Action item
From the text below on running one piece of x86 binary code under both Linux and Windows, reproduce verbatim the passage that begins with the words "There is one" and ends with "Linux and Windows.".

Extract to read
*** Block opens ***
Will function calls work? How can I make it work?
I think the calling conventions of Linux and Windows differ. Is this a problem? How can I solve it?
EDIT: I know that PE and ELF prevent the DIRECT starting of the executable. But that's what I have the starter for.
There is one (relatively) simple way of achieving some of this, and that's called "position independent code". See your compiler documentation for this.
Meaning you can compile some sources into a binary which will execute no matter where in the address space you place it. If you have such a piece of x86 binary code in a file and mmap() it (or the Windows equivalent) it is possible to invoke it from both Linux and Windows.
Limitations already mentioned are of course still present - namely, the binary code must restrict itself to using a calling convention that's identical on both platforms / can be represented on both platforms (for 32bit x86, that'd be passing args on the stack and returning values in EAX), and of course the code must be fully self-contained - no DLL function calls as resolving these is system dependent, no system calls either.
*** Block closes ***
Document layout detection data
*** Block opens ***
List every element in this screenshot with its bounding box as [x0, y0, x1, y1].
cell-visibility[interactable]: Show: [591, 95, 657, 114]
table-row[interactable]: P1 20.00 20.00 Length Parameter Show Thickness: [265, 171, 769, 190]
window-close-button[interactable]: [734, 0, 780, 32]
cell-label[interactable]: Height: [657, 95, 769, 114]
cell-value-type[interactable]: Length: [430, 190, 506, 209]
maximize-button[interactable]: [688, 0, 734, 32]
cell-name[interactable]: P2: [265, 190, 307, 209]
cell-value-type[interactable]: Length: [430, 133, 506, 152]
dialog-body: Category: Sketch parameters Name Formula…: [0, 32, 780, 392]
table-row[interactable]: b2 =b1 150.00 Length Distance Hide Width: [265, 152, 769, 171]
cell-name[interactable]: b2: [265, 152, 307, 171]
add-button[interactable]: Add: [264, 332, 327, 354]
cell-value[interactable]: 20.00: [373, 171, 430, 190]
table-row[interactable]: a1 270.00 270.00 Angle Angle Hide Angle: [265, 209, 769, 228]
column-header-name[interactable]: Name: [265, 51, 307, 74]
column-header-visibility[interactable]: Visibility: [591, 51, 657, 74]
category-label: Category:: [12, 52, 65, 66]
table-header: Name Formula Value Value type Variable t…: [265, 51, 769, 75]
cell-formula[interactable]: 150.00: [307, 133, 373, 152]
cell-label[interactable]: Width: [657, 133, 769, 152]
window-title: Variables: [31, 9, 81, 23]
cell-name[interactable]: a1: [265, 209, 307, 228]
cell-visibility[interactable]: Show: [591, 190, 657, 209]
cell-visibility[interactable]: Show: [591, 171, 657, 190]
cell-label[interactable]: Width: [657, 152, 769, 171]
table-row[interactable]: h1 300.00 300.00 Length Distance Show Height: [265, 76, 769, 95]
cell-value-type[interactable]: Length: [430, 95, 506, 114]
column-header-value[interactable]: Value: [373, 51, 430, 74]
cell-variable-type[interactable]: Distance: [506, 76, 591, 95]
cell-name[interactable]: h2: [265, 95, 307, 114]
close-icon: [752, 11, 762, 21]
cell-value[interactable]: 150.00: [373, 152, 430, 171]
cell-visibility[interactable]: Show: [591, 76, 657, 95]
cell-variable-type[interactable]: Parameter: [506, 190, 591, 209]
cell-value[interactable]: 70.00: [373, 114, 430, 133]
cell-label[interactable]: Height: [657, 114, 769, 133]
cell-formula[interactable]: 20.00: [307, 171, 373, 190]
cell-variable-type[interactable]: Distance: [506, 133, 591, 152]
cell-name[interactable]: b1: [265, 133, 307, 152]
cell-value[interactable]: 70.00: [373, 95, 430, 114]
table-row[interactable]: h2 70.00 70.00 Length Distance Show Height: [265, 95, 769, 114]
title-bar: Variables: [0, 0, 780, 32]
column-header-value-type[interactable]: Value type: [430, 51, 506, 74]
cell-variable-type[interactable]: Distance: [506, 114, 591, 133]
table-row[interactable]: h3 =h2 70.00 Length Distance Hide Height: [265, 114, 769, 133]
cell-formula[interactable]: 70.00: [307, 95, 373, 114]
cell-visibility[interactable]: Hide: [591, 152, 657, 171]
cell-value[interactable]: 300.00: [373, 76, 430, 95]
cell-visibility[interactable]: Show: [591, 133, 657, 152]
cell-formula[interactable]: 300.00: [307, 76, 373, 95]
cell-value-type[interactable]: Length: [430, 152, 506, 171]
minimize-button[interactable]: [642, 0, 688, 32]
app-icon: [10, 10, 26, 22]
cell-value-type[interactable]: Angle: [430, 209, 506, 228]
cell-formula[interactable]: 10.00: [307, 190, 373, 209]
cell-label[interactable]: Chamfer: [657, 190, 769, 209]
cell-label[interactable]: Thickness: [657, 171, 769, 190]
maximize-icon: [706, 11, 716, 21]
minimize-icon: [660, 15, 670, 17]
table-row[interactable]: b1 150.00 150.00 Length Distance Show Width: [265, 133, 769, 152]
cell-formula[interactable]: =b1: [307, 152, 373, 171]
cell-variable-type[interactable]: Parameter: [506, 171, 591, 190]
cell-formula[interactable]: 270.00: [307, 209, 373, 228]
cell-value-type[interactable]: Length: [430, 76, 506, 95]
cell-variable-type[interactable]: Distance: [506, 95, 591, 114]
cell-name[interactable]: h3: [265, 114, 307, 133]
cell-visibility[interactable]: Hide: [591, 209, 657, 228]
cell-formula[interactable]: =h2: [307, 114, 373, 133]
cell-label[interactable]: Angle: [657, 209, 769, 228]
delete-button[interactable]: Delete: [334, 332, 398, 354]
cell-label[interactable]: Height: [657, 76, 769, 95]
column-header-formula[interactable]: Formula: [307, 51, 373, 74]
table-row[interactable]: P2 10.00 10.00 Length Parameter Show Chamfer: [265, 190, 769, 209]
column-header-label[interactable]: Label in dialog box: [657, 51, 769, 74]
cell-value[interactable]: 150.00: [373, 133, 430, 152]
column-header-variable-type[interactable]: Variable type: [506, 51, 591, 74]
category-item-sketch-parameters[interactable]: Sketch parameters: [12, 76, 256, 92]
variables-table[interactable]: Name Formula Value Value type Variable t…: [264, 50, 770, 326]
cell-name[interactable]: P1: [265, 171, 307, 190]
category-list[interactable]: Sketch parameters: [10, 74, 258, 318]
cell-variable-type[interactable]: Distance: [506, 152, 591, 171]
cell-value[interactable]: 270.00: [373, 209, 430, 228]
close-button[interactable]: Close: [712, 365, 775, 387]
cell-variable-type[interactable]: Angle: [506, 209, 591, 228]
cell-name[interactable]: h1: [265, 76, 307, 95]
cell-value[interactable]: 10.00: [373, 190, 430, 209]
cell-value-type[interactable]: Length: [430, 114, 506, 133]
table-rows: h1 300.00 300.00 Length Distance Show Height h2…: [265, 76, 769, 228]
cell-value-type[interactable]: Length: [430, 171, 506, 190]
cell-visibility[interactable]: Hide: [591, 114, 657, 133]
*** Block closes ***
Task response
There is one (relatively) simple way of achieving some of this, and that's called "position independent code". See your compiler documentation for this.
Meaning you can compile some sources into a binary which will execute no matter where in the address space you place it. If you have such a piece of x86 binary code in a file and mmap() it (or the Windows equivalent) it is possible to invoke it from both Linux and Windows.